— start of MATERIAL SHOWN —

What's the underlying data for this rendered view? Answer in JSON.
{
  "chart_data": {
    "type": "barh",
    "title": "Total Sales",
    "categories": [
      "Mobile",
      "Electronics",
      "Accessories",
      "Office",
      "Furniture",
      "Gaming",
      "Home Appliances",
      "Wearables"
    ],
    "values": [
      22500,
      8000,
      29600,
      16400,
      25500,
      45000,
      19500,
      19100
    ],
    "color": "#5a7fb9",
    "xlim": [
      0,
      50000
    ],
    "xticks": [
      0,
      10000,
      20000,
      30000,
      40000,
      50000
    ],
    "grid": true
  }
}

— end of MATERIAL SHOWN —

■ PROBLEM DETAILS
Output the entries verbatim.

■ EXERCISE ANSWER
What's the underlying data for this rendered view? Answer in JSON.
{
  "chart_data": {
    "type": "barh",
    "title": "Total Sales",
    "categories": [
      "Mobile",
      "Electronics",
      "Accessories",
      "Office",
      "Furniture",
      "Gaming",
      "Home Appliances",
      "Wearables"
    ],
    "values": [
      22500,
      8000,
      29600,
      16400,
      25500,
      45000,
      19500,
      19100
    ],
    "color": "#5a7fb9",
    "xlim": [
      0,
      50000
    ],
    "xticks": [
      0,
      10000,
      20000,
      30000,
      40000,
      50000
    ],
    "grid": true
  }
}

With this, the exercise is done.